> _WHAT NEEDS TO BE DONE_:
Please output the lines shown below exactly as they appear.

### DATA ROWS

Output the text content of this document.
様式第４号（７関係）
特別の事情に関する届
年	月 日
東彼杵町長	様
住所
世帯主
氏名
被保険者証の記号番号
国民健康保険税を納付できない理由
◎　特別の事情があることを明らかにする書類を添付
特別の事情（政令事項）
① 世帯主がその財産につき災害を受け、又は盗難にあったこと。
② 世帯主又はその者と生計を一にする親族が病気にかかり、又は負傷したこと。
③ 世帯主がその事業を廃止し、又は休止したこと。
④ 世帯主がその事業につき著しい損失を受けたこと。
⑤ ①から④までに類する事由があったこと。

######

> _FULL ANSWER_:
Output the text content of this document.
様式第４号（７関係）
特別の事情に関する届
年	月 日
東彼杵町長	様
住所
世帯主
氏名
被保険者証の記号番号
国民健康保険税を納付できない理由
◎　特別の事情があることを明らかにする書類を添付
特別の事情（政令事項）
① 世帯主がその財産につき災害を受け、又は盗難にあったこと。
② 世帯主又はその者と生計を一にする親族が病気にかかり、又は負傷したこと。
③ 世帯主がその事業を廃止し、又は休止したこと。
④ 世帯主がその事業につき著しい損失を受けたこと。
⑤ ①から④までに類する事由があったこと。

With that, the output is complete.